## Given information
_ _ _ _ _
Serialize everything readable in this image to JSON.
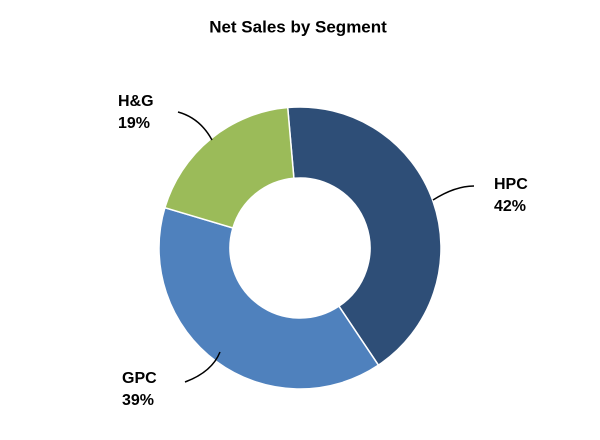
{
  "chart_data": {
    "type": "donut",
    "title": "Net Sales by Segment",
    "categories": [
      "HPC",
      "GPC",
      "H&G"
    ],
    "values": [
      42,
      39,
      19
    ],
    "value_labels": [
      "42%",
      "39%",
      "19%"
    ],
    "colors": [
      "#2e4e77",
      "#4f81bd",
      "#9bbb59"
    ]
  }
}
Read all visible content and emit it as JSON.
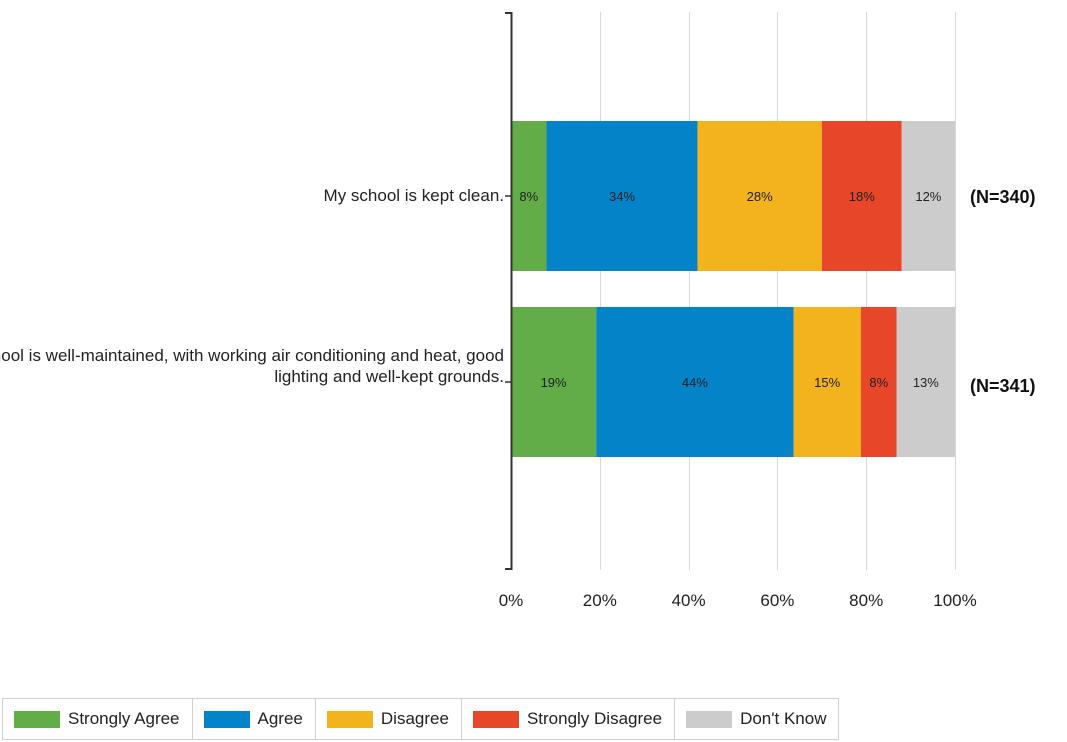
{
  "chart_data": {
    "type": "bar",
    "orientation": "horizontal",
    "stacked": true,
    "normalized": true,
    "categories": [
      "My school is kept clean.",
      "My school is well-maintained, with working air conditioning and heat, good lighting and well-kept grounds."
    ],
    "n_labels": [
      "(N=340)",
      "(N=341)"
    ],
    "series": [
      {
        "name": "Strongly Agree",
        "color": "#62ad47",
        "values": [
          8,
          19
        ],
        "labels": [
          "8%",
          "19%"
        ]
      },
      {
        "name": "Agree",
        "color": "#0583c8",
        "values": [
          34,
          44
        ],
        "labels": [
          "34%",
          "44%"
        ]
      },
      {
        "name": "Disagree",
        "color": "#f2b31d",
        "values": [
          28,
          15
        ],
        "labels": [
          "28%",
          "15%"
        ]
      },
      {
        "name": "Strongly Disagree",
        "color": "#e84628",
        "values": [
          18,
          8
        ],
        "labels": [
          "18%",
          "8%"
        ]
      },
      {
        "name": "Don't Know",
        "color": "#cccccc",
        "values": [
          12,
          13
        ],
        "labels": [
          "12%",
          "13%"
        ]
      }
    ],
    "xlim": [
      0,
      100
    ],
    "xticks": [
      "0%",
      "20%",
      "40%",
      "60%",
      "80%",
      "100%"
    ],
    "grid": true,
    "legend_position": "bottom",
    "title": "",
    "xlabel": "",
    "ylabel": ""
  }
}
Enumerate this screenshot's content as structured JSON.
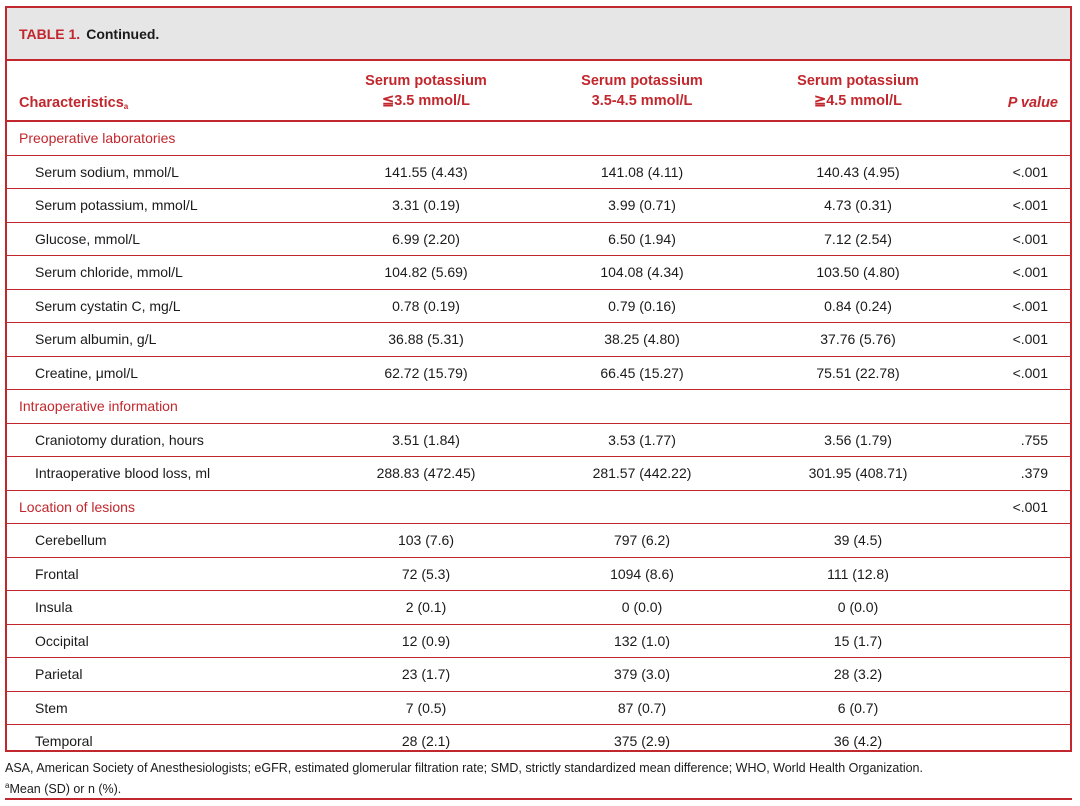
_ _ _ _ _
## Instructions for the task
Working from the entries above, return all lines that contain "school".

## Solution for this problem
      "My school is kept clean.",
      "My school is well-maintained, with working air conditioning and heat, good lighting and well-kept grounds."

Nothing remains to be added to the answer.